- Supplied data -
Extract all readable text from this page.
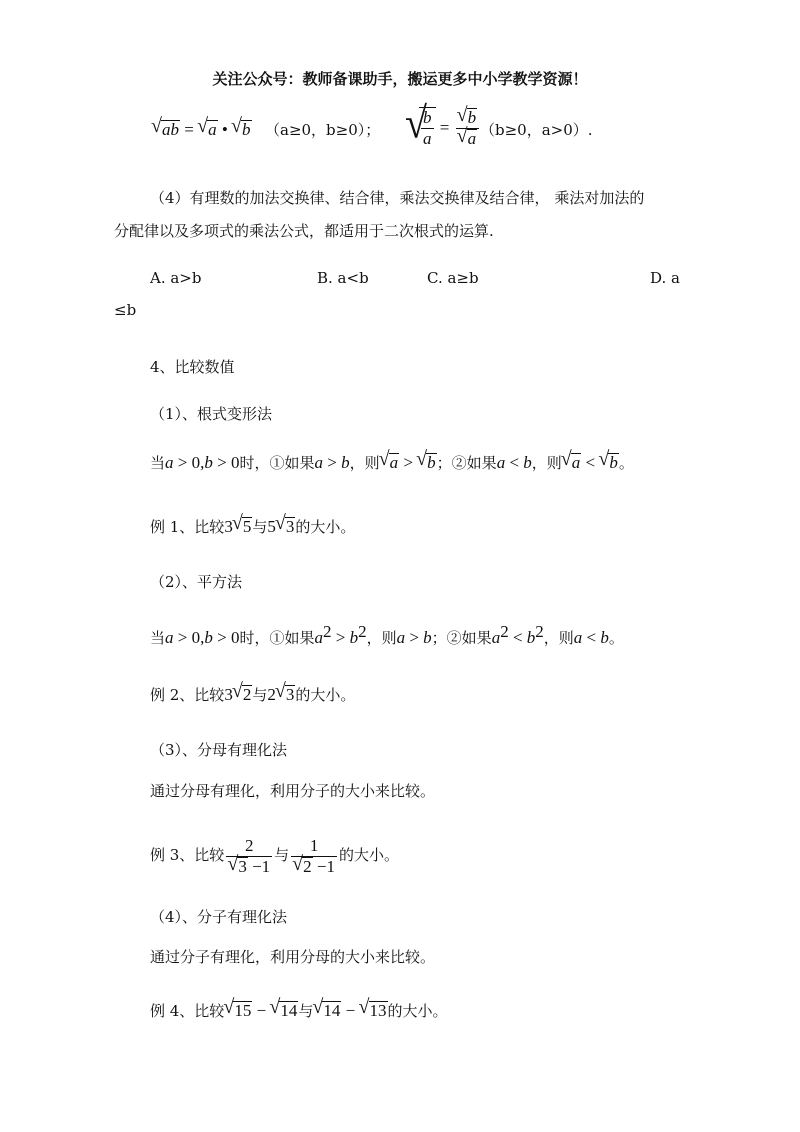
关注公众号：教师备课助手，搬运更多中小学教学资源！
√ ab = √ a • √ b （a≥0，b≥0）； √ $\frac{b}{a}$ = √ b
√ a （b≥0，a>0）.
（4）有理数的加法交换律、结合律，乘法交换律及结合律， 乘法对加法的
分配律以及多项式的乘法公式，都适用于二次根式的运算.
A. a>b	B. a<b	C. a≥b	D. a
≤b
4、比较数值
（1）、根式变形法
当a > 0,b > 0时，①如果a > b，则 √ a > √ b；②如果a < b，则 √ a < √ b。
例 1、比较3 √ 5与5 √ 3的大小。
（2）、平方法
当a > 0,b > 0时，①如果$a^2 > b^2$，则a > b；②如果$a^2 < b^2$，则a < b。
例 2、比较3 √ 2与2 √ 3的大小。
（3）、分母有理化法
通过分母有理化，利用分子的大小来比较。
例 3、比较 2
√ 3 −1 与 1
√ 2 −1 的大小。
（4）、分子有理化法
通过分子有理化，利用分母的大小来比较。
例 4、比较 √ 15 − √ 14与 √ 14 − √ 13的大小。
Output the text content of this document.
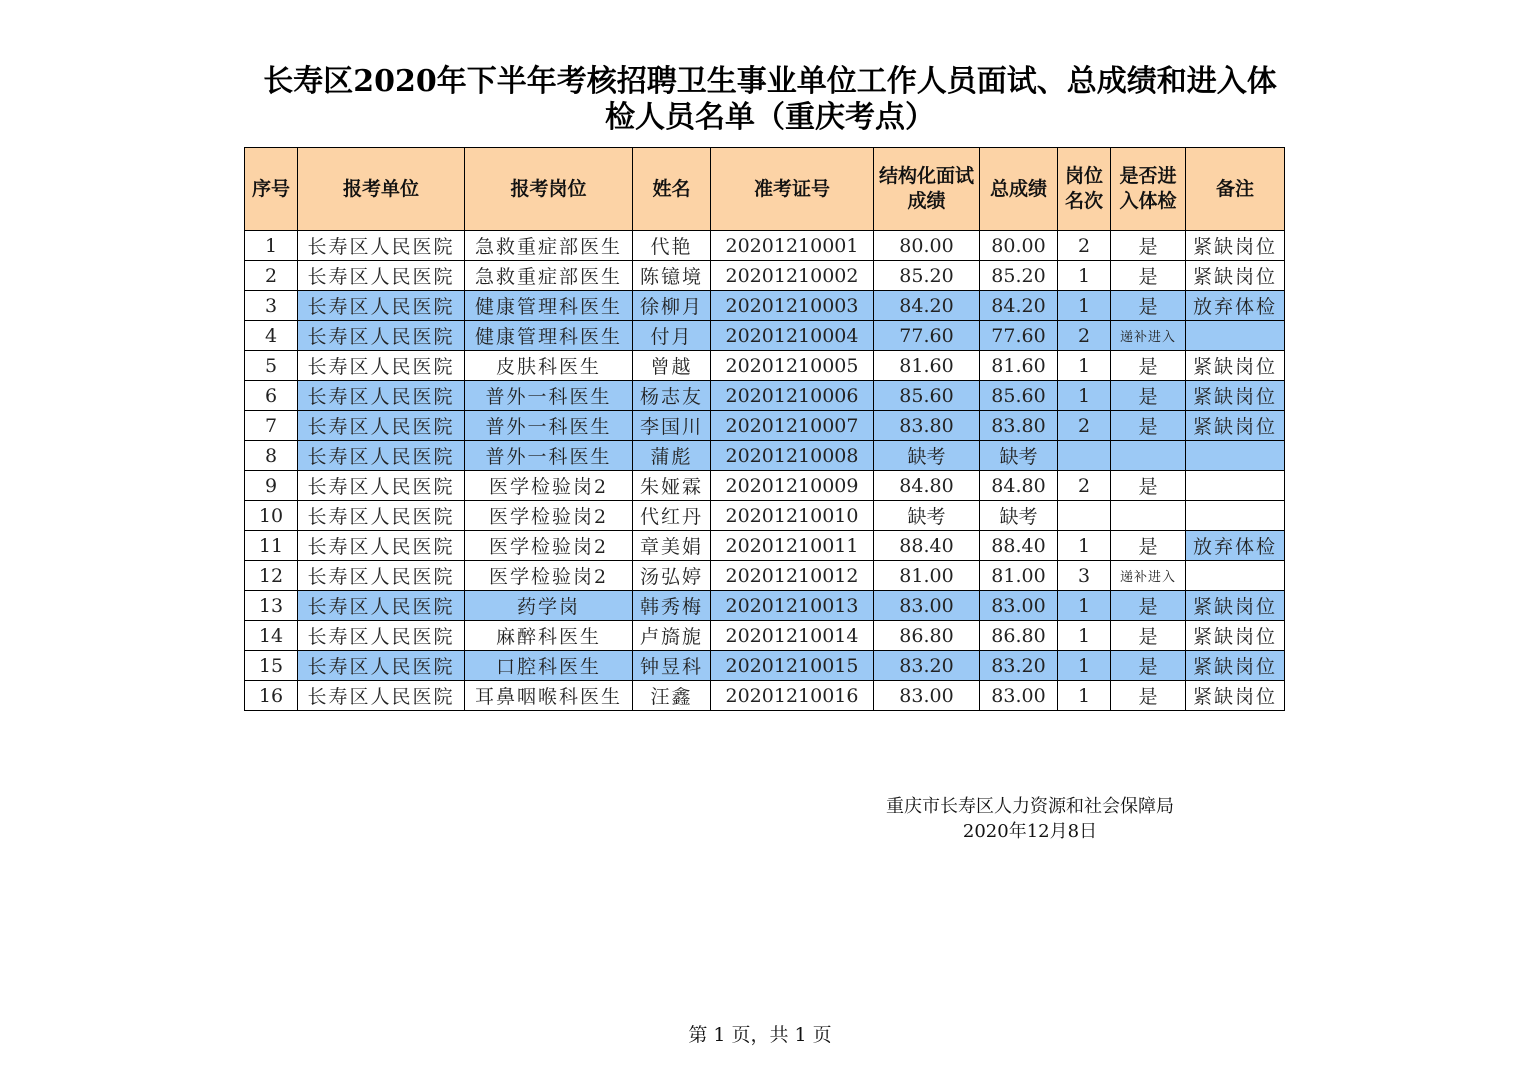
长寿区2020年下半年考核招聘卫生事业单位工作人员面试、总成绩和进入体
检人员名单（重庆考点）
序号	报考单位	报考岗位	姓名	准考证号	结构化面试成绩	总成绩	岗位名次	是否进入体检	备注
1	长寿区人民医院	急救重症部医生	代艳	20201210001	80.00	80.00	2	是	紧缺岗位
2	长寿区人民医院	急救重症部医生	陈镱境	20201210002	85.20	85.20	1	是	紧缺岗位
3	长寿区人民医院	健康管理科医生	徐柳月	20201210003	84.20	84.20	1	是	放弃体检
4	长寿区人民医院	健康管理科医生	付月	20201210004	77.60	77.60	2	递补进入	
5	长寿区人民医院	皮肤科医生	曾越	20201210005	81.60	81.60	1	是	紧缺岗位
6	长寿区人民医院	普外一科医生	杨志友	20201210006	85.60	85.60	1	是	紧缺岗位
7	长寿区人民医院	普外一科医生	李国川	20201210007	83.80	83.80	2	是	紧缺岗位
8	长寿区人民医院	普外一科医生	蒲彪	20201210008	缺考	缺考			
9	长寿区人民医院	医学检验岗2	朱娅霖	20201210009	84.80	84.80	2	是	
10	长寿区人民医院	医学检验岗2	代红丹	20201210010	缺考	缺考			
11	长寿区人民医院	医学检验岗2	章美娟	20201210011	88.40	88.40	1	是	放弃体检
12	长寿区人民医院	医学检验岗2	汤弘婷	20201210012	81.00	81.00	3	递补进入	
13	长寿区人民医院	药学岗	韩秀梅	20201210013	83.00	83.00	1	是	紧缺岗位
14	长寿区人民医院	麻醉科医生	卢旖旎	20201210014	86.80	86.80	1	是	紧缺岗位
15	长寿区人民医院	口腔科医生	钟昱科	20201210015	83.20	83.20	1	是	紧缺岗位
16	长寿区人民医院	耳鼻咽喉科医生	汪鑫	20201210016	83.00	83.00	1	是	紧缺岗位
重庆市长寿区人力资源和社会保障局
2020年12月8日
第 1 页，共 1 页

- Aim of the task -
Except for the pictures, give all the material above again verbatim.

- Answer below -
Extract all readable text from this page.
关注公众号：教师备课助手，搬运更多中小学教学资源！
√ ab = √ a • √ b （a≥0，b≥0）； √ $\frac{b}{a}$ = √ b
√ a （b≥0，a>0）.
（4）有理数的加法交换律、结合律，乘法交换律及结合律， 乘法对加法的
分配律以及多项式的乘法公式，都适用于二次根式的运算.
A. a>b	B. a<b	C. a≥b	D. a
≤b
4、比较数值
（1）、根式变形法
当a > 0,b > 0时，①如果a > b，则 √ a > √ b；②如果a < b，则 √ a < √ b。
例 1、比较3 √ 5与5 √ 3的大小。
（2）、平方法
当a > 0,b > 0时，①如果$a^2 > b^2$，则a > b；②如果$a^2 < b^2$，则a < b。
例 2、比较3 √ 2与2 √ 3的大小。
（3）、分母有理化法
通过分母有理化，利用分子的大小来比较。
例 3、比较 2
√ 3 −1 与 1
√ 2 −1 的大小。
（4）、分子有理化法
通过分子有理化，利用分母的大小来比较。
例 4、比较 √ 15 − √ 14与 √ 14 − √ 13的大小。
Output the text content of this document.
长寿区2020年下半年考核招聘卫生事业单位工作人员面试、总成绩和进入体
检人员名单（重庆考点）
序号	报考单位	报考岗位	姓名	准考证号	结构化面试成绩	总成绩	岗位名次	是否进入体检	备注
1	长寿区人民医院	急救重症部医生	代艳	20201210001	80.00	80.00	2	是	紧缺岗位
2	长寿区人民医院	急救重症部医生	陈镱境	20201210002	85.20	85.20	1	是	紧缺岗位
3	长寿区人民医院	健康管理科医生	徐柳月	20201210003	84.20	84.20	1	是	放弃体检
4	长寿区人民医院	健康管理科医生	付月	20201210004	77.60	77.60	2	递补进入	
5	长寿区人民医院	皮肤科医生	曾越	20201210005	81.60	81.60	1	是	紧缺岗位
6	长寿区人民医院	普外一科医生	杨志友	20201210006	85.60	85.60	1	是	紧缺岗位
7	长寿区人民医院	普外一科医生	李国川	20201210007	83.80	83.80	2	是	紧缺岗位
8	长寿区人民医院	普外一科医生	蒲彪	20201210008	缺考	缺考			
9	长寿区人民医院	医学检验岗2	朱娅霖	20201210009	84.80	84.80	2	是	
10	长寿区人民医院	医学检验岗2	代红丹	20201210010	缺考	缺考			
11	长寿区人民医院	医学检验岗2	章美娟	20201210011	88.40	88.40	1	是	放弃体检
12	长寿区人民医院	医学检验岗2	汤弘婷	20201210012	81.00	81.00	3	递补进入	
13	长寿区人民医院	药学岗	韩秀梅	20201210013	83.00	83.00	1	是	紧缺岗位
14	长寿区人民医院	麻醉科医生	卢旖旎	20201210014	86.80	86.80	1	是	紧缺岗位
15	长寿区人民医院	口腔科医生	钟昱科	20201210015	83.20	83.20	1	是	紧缺岗位
16	长寿区人民医院	耳鼻咽喉科医生	汪鑫	20201210016	83.00	83.00	1	是	紧缺岗位
重庆市长寿区人力资源和社会保障局
2020年12月8日
第 1 页，共 1 页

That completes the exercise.